Records supplied -
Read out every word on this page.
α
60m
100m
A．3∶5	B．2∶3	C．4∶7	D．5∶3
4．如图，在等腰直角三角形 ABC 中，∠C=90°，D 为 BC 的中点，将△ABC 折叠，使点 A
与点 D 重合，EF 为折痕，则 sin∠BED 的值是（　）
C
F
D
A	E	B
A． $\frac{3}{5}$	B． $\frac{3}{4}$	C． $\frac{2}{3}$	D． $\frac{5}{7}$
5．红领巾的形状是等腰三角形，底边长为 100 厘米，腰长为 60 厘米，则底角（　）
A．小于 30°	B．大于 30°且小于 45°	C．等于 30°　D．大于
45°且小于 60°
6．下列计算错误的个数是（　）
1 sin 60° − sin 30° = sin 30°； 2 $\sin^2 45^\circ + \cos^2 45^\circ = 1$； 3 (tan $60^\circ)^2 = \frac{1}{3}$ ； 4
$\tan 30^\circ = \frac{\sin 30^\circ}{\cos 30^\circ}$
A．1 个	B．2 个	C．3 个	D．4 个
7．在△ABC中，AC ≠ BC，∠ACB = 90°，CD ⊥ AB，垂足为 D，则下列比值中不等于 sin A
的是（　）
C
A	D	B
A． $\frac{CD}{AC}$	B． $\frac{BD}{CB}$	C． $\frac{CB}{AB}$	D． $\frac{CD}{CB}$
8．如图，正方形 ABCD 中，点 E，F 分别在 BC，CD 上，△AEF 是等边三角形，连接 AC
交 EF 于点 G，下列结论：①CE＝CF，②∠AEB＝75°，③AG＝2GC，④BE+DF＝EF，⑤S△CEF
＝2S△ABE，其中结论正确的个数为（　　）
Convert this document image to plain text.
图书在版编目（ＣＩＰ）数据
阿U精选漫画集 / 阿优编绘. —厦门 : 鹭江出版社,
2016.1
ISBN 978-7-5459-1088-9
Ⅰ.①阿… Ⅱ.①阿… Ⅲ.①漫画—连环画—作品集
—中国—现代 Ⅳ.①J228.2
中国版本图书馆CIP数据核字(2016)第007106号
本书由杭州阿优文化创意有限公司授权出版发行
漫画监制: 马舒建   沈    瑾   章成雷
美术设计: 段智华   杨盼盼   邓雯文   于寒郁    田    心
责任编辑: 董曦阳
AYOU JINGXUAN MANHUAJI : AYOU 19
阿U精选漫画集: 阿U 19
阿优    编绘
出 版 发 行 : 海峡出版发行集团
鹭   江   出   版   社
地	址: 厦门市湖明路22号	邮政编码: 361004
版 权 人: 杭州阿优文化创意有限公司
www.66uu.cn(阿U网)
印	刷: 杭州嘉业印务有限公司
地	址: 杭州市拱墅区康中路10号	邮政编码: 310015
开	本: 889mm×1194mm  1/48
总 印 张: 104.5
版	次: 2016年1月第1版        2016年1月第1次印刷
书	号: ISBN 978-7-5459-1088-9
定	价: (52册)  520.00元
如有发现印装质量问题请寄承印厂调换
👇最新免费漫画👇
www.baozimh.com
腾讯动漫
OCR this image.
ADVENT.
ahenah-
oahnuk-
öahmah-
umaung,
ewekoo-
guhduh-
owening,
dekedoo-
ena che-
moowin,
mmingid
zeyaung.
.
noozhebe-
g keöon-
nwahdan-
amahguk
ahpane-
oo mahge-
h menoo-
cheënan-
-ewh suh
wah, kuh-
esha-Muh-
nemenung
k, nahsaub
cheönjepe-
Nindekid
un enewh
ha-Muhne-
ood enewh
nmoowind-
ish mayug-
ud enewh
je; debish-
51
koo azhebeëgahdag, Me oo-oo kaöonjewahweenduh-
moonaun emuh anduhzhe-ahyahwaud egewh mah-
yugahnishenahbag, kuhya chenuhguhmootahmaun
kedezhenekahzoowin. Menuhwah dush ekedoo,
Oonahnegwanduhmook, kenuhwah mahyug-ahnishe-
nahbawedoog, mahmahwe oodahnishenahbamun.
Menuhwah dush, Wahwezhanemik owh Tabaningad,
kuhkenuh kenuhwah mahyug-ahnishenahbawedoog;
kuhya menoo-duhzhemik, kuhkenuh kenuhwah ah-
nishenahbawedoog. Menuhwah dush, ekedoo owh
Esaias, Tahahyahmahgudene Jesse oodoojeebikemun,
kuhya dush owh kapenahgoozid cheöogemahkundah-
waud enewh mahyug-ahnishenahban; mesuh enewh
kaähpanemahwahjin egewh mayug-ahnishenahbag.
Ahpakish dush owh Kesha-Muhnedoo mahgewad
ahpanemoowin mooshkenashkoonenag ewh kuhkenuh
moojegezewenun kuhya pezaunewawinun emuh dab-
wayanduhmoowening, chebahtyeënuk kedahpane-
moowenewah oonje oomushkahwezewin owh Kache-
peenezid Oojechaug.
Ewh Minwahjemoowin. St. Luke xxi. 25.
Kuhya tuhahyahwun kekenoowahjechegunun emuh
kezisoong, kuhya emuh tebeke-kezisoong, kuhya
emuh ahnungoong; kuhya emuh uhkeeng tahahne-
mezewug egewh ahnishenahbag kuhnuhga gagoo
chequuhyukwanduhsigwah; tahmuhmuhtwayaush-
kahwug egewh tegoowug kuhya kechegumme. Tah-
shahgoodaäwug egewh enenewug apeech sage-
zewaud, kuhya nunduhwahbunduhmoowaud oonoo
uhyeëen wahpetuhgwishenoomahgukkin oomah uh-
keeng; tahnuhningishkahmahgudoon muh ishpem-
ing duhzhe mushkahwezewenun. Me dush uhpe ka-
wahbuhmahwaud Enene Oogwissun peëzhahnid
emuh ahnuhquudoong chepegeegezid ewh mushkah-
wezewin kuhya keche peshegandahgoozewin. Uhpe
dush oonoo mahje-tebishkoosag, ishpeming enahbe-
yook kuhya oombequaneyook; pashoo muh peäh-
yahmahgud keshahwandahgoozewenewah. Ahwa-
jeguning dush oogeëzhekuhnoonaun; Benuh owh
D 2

Exercise directions -
From the records above, copy every line that holds the word "enewh".

Reply -
un enewh
ood enewh
ud enewh
waud enewh mahyug-ahnishenahban; mesuh enewh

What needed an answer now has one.